• _Given request_: Count every line below that contains "Rollet", then state the total with no other output.

━━ Data listing

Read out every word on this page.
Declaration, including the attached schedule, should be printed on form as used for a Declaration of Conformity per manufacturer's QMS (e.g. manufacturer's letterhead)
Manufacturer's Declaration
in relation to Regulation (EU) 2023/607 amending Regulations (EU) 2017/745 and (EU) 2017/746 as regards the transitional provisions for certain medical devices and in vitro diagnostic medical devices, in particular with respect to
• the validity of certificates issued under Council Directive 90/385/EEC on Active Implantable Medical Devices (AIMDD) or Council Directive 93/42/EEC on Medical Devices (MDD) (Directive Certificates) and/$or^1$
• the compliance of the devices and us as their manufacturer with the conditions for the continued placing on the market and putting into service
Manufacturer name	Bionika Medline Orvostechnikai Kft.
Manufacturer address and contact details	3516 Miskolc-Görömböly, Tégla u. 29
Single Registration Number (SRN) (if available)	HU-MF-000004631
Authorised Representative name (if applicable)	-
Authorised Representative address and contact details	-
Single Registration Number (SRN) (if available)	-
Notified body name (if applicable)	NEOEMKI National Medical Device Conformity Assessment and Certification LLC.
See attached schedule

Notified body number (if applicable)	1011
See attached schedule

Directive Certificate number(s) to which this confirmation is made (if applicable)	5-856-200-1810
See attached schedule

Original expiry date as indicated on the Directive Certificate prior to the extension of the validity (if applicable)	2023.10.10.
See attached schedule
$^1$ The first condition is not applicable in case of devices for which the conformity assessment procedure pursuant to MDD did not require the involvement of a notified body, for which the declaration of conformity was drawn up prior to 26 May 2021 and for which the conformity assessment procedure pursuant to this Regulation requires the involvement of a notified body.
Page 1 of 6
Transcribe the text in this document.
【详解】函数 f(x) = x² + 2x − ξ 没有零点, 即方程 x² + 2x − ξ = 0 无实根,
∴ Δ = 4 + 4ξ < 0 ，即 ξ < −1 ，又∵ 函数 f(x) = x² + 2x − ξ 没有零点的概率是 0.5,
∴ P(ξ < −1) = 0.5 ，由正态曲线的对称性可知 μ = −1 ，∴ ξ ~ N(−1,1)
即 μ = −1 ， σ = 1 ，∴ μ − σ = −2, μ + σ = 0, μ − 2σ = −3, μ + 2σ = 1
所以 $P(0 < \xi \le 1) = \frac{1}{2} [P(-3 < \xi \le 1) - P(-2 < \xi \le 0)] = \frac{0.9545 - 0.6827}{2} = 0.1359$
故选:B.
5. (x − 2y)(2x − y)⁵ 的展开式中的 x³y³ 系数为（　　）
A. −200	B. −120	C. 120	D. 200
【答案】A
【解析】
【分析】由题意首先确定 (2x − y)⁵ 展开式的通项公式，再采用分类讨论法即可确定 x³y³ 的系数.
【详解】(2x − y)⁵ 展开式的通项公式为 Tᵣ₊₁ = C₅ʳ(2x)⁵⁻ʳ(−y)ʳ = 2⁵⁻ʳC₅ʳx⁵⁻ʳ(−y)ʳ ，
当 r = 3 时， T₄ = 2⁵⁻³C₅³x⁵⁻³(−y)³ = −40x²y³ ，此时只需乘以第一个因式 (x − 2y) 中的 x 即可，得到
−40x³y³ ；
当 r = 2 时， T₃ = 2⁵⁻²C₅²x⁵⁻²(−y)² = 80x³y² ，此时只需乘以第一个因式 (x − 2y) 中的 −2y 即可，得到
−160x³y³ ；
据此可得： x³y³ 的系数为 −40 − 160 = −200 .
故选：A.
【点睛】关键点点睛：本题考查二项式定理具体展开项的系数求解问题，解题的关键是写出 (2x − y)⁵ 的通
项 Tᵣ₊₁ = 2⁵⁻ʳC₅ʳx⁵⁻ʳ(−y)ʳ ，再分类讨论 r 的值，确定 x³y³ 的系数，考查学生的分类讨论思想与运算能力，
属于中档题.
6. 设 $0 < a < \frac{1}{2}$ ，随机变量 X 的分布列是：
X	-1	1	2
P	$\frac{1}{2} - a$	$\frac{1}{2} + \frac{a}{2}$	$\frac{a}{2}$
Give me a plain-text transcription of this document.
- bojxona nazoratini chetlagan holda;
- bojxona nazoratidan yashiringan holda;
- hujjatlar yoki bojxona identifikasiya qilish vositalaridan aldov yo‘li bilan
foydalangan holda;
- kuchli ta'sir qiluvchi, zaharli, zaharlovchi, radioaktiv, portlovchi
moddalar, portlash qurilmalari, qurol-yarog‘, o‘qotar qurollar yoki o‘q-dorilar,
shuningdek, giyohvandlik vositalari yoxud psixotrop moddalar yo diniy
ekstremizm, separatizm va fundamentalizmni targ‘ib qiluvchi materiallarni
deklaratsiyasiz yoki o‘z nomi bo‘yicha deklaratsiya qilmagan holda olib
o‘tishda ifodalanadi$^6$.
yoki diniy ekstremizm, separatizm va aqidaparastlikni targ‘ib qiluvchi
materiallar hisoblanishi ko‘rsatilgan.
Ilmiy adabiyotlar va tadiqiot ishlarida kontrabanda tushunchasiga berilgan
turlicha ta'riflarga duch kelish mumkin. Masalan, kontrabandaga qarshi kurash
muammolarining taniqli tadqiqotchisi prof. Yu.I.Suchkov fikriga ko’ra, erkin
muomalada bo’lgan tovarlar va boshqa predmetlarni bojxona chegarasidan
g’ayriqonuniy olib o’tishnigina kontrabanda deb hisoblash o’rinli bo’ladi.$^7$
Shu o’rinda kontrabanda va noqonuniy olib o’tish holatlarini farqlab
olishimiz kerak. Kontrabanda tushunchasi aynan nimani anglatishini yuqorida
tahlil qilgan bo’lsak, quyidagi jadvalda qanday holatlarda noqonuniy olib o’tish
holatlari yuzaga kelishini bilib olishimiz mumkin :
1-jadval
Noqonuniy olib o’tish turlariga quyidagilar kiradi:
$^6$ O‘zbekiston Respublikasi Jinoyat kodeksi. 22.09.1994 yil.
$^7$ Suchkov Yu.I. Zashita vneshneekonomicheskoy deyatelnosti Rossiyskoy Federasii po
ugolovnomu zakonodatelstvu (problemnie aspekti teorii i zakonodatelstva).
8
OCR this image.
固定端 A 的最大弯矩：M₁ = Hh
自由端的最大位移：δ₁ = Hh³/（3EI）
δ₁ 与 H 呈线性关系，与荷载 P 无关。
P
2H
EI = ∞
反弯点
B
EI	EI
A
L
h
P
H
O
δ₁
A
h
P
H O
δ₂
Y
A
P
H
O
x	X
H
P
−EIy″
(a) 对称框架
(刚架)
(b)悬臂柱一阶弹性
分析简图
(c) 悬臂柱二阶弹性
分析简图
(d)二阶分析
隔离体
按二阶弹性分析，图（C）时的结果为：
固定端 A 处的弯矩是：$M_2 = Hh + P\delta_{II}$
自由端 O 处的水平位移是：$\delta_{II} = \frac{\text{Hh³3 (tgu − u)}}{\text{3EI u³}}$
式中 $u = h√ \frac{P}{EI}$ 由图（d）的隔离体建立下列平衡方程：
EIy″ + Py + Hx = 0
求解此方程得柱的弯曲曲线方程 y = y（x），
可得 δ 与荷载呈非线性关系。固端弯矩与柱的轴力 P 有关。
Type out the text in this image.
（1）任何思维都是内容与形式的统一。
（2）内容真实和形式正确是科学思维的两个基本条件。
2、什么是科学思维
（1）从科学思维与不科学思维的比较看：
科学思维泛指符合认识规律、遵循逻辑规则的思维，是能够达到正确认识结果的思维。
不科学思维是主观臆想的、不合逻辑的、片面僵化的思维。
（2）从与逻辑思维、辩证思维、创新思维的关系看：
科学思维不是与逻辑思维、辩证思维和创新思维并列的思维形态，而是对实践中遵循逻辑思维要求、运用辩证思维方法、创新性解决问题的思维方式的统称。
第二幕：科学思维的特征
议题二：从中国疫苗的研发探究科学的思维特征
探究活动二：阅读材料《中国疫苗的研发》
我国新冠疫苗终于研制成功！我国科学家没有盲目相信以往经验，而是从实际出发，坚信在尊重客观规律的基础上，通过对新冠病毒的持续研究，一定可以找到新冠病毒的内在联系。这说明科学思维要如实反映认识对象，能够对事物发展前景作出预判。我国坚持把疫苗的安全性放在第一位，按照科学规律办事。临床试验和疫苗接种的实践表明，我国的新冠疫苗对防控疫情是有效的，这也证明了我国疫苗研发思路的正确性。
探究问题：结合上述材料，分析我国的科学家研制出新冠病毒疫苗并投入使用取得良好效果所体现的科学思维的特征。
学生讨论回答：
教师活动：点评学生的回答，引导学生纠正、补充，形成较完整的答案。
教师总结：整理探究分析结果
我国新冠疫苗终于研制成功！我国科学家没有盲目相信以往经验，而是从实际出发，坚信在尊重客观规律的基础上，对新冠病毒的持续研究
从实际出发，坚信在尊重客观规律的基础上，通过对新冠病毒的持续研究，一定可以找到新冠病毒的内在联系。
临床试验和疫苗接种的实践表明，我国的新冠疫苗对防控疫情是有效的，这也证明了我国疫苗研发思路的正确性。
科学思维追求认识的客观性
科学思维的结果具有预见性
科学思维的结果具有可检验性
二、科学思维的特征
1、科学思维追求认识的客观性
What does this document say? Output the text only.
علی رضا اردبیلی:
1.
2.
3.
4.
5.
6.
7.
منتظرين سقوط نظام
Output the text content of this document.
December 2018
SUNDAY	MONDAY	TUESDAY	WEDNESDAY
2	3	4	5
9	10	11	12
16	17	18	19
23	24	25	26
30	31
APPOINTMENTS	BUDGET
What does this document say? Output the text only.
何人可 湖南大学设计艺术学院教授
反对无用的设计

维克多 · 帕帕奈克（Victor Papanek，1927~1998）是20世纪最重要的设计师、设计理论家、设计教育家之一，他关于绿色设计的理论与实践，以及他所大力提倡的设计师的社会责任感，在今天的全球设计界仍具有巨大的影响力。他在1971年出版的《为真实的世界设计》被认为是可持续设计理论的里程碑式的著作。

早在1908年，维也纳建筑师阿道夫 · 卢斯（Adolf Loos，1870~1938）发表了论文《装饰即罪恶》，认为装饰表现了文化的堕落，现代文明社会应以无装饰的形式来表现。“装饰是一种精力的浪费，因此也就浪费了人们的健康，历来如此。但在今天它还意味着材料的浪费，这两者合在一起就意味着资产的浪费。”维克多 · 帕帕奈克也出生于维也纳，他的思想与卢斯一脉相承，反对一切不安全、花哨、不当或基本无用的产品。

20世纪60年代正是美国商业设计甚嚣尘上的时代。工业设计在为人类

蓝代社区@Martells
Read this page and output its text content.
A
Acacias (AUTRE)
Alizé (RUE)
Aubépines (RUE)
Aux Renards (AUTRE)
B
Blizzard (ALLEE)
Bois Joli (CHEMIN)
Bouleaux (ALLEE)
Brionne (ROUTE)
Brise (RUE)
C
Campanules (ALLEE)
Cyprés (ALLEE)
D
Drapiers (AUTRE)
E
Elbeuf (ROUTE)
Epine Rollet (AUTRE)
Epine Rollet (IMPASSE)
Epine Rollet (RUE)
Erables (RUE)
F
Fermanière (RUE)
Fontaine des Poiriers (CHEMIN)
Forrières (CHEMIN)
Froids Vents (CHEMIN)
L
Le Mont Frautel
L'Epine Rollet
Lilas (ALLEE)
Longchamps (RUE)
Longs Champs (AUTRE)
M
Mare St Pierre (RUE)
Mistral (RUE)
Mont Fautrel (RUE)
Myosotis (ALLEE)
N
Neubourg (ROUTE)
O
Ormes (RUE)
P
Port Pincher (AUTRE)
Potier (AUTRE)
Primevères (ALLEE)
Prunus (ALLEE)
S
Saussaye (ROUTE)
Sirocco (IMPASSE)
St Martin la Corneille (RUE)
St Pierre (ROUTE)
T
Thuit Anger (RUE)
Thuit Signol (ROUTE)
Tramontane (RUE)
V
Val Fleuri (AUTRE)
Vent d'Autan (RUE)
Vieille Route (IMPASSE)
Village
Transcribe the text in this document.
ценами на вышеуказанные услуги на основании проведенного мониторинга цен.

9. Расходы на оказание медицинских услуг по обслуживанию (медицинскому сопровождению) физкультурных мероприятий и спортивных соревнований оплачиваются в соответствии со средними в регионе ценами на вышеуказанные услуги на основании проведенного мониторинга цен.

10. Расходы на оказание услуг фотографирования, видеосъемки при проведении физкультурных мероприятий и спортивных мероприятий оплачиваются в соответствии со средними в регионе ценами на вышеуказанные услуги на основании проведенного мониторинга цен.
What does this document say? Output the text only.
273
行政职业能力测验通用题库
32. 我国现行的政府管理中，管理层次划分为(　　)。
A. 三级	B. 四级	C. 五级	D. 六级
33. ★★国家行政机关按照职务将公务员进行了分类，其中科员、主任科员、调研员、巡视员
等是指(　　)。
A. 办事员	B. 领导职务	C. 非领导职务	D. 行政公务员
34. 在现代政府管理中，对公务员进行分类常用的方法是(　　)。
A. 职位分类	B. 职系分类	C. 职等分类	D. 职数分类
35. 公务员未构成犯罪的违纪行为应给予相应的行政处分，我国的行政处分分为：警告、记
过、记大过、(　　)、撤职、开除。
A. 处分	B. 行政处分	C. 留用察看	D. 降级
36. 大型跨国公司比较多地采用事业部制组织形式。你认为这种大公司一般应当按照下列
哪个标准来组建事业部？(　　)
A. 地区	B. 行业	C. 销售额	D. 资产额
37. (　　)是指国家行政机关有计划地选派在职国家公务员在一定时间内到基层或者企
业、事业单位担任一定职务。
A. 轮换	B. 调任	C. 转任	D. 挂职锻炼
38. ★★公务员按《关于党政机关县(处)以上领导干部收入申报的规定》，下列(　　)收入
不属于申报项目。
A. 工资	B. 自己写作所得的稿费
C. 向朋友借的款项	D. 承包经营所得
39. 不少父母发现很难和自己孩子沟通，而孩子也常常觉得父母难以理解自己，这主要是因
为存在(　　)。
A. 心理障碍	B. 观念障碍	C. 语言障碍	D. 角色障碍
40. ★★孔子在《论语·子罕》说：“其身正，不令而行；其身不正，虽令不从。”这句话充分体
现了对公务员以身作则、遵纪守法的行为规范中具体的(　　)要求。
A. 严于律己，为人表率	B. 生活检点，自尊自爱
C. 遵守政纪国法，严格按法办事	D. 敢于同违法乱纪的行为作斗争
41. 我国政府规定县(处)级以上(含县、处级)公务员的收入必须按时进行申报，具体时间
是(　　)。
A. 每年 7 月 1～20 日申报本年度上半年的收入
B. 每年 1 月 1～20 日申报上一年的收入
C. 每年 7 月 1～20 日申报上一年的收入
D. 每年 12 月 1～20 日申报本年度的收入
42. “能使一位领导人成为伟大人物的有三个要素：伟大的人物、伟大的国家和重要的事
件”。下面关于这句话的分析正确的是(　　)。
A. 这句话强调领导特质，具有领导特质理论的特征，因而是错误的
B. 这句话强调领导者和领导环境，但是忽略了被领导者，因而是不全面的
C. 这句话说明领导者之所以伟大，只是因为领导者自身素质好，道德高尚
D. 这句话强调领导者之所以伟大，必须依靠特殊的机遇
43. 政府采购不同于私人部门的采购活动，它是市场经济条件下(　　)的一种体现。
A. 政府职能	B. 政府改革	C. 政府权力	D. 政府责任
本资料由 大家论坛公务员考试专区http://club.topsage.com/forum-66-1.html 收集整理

━━━━

• _Reply to the exercise_: 4